Objective: Gather all lines from the material that contain the word "while".
======== Task inputs
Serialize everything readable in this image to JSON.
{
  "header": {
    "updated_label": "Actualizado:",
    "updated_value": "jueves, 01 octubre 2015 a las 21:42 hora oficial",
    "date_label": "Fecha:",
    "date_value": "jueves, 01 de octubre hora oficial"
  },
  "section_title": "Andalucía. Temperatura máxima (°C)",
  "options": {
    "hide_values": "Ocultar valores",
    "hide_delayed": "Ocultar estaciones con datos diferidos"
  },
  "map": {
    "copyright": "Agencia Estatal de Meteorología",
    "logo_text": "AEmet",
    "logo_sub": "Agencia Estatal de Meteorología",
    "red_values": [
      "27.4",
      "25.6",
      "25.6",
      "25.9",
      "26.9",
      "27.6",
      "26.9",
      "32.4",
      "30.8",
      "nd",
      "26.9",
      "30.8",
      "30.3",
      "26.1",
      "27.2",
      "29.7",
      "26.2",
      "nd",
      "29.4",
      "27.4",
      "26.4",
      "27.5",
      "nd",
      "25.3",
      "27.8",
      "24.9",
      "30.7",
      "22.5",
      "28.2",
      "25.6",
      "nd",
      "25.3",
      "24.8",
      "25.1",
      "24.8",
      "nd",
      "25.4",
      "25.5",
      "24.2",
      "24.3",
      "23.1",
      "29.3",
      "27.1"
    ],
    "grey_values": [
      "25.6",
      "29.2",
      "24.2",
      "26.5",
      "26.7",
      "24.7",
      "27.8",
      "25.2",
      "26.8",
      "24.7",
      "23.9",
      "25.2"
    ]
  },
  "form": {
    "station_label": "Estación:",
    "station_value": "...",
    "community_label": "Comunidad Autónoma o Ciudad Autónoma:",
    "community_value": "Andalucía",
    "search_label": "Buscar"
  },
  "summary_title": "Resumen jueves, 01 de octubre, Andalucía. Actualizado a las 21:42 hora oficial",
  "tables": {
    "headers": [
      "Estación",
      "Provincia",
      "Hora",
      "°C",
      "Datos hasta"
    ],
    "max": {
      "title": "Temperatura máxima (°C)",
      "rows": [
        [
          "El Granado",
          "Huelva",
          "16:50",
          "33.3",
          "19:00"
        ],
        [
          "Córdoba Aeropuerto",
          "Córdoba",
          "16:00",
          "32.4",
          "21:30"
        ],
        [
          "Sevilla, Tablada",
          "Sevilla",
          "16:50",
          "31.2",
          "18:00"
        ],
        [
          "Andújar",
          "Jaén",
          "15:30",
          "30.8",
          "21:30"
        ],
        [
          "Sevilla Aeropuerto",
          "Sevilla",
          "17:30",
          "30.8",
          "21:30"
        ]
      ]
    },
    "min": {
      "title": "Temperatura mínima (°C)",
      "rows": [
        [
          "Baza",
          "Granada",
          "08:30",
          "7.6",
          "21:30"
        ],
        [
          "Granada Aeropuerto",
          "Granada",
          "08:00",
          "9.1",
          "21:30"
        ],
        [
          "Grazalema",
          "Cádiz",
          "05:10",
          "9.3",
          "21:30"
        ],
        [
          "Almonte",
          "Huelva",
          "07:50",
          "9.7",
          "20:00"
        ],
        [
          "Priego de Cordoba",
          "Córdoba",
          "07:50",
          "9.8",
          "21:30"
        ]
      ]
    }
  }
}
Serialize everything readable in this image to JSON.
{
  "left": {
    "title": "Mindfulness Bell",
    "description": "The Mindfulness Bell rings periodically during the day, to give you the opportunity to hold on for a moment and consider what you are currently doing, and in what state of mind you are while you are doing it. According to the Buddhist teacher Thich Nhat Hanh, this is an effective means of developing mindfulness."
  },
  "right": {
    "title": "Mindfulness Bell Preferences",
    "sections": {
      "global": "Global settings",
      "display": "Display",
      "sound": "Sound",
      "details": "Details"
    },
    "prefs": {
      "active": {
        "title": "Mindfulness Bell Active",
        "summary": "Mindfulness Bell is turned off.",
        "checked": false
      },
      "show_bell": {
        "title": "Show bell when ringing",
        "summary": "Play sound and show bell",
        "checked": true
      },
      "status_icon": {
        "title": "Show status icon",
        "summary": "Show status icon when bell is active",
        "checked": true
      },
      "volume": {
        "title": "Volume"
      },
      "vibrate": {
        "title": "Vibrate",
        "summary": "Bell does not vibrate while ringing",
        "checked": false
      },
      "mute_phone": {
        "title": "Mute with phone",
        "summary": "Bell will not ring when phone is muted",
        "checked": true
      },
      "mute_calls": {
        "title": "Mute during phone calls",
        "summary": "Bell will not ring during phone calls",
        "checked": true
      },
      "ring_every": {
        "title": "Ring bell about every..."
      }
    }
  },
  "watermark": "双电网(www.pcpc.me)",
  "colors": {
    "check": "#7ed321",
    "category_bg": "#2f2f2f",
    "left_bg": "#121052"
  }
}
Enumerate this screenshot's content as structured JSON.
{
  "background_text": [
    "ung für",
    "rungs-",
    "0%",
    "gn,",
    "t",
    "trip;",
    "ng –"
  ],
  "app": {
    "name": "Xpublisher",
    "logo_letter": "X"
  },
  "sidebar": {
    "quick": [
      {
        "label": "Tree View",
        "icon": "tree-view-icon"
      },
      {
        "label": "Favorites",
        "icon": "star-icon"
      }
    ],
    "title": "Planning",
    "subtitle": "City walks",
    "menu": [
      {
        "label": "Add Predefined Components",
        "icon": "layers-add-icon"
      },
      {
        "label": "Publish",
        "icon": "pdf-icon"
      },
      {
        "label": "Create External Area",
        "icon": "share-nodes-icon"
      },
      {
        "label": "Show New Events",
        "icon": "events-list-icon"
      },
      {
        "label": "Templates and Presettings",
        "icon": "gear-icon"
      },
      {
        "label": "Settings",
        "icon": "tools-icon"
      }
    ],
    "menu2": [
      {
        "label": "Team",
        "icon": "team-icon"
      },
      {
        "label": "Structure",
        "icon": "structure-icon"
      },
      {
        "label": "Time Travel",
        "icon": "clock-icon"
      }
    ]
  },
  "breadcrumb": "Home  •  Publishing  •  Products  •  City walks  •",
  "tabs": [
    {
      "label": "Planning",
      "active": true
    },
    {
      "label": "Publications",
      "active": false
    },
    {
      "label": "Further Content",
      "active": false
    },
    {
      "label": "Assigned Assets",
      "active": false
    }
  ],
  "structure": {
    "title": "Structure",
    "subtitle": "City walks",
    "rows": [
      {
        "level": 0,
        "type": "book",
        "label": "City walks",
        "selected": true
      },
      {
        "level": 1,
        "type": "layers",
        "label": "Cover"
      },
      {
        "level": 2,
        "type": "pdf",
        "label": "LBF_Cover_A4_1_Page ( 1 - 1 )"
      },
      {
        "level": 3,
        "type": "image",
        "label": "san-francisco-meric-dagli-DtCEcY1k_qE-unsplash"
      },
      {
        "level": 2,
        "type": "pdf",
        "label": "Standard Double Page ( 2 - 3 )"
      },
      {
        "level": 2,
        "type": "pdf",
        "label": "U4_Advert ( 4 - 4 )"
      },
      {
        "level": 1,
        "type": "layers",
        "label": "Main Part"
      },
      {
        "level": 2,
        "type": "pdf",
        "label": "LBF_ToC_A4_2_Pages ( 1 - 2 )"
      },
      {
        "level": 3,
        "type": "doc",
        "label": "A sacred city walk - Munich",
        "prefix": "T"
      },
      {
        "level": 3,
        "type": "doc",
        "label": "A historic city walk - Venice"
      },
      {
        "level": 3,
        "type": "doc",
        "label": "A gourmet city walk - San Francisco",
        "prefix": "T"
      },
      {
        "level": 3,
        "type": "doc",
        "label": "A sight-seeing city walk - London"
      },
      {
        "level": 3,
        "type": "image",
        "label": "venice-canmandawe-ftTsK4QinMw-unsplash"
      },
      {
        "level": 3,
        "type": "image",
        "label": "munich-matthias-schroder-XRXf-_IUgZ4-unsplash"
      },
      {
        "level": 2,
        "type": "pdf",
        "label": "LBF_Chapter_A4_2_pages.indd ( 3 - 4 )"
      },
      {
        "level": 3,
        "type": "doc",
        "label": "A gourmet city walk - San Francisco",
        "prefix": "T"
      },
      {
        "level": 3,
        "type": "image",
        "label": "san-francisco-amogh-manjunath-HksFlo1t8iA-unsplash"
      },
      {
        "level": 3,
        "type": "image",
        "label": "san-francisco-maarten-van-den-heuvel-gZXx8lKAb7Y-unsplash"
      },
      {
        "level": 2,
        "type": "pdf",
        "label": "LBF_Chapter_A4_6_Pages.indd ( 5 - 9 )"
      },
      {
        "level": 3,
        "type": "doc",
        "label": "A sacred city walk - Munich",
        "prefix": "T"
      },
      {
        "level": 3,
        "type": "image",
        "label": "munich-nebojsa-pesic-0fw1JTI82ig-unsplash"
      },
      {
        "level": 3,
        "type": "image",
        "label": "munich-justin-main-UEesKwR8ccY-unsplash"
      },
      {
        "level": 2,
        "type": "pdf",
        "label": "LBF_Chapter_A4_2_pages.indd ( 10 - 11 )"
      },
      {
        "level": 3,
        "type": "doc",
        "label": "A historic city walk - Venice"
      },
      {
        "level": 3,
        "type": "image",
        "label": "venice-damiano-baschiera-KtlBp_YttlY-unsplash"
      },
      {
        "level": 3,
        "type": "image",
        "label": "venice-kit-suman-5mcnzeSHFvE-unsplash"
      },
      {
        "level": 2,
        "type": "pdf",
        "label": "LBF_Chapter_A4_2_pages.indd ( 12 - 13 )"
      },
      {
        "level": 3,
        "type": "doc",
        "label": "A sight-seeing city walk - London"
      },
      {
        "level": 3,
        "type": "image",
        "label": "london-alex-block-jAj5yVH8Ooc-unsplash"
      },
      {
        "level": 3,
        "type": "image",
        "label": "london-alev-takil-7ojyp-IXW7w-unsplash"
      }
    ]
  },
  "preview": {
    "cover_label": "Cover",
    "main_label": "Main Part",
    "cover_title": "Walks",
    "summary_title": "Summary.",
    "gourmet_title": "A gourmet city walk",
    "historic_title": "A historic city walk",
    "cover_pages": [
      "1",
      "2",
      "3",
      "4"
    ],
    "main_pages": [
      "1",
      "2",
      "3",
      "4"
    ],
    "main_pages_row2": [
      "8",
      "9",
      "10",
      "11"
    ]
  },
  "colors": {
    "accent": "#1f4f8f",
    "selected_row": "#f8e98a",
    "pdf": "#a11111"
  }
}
================
Result below:
    "description": "The Mindfulness Bell rings periodically during the day, to give you the opportunity to hold on for a moment and consider what you are currently doing, and in what state of mind you are while you are doing it. According to the Buddhist teacher Thich Nhat Hanh, this is an effective means of developing mindfulness."
        "summary": "Bell does not vibrate while ringing",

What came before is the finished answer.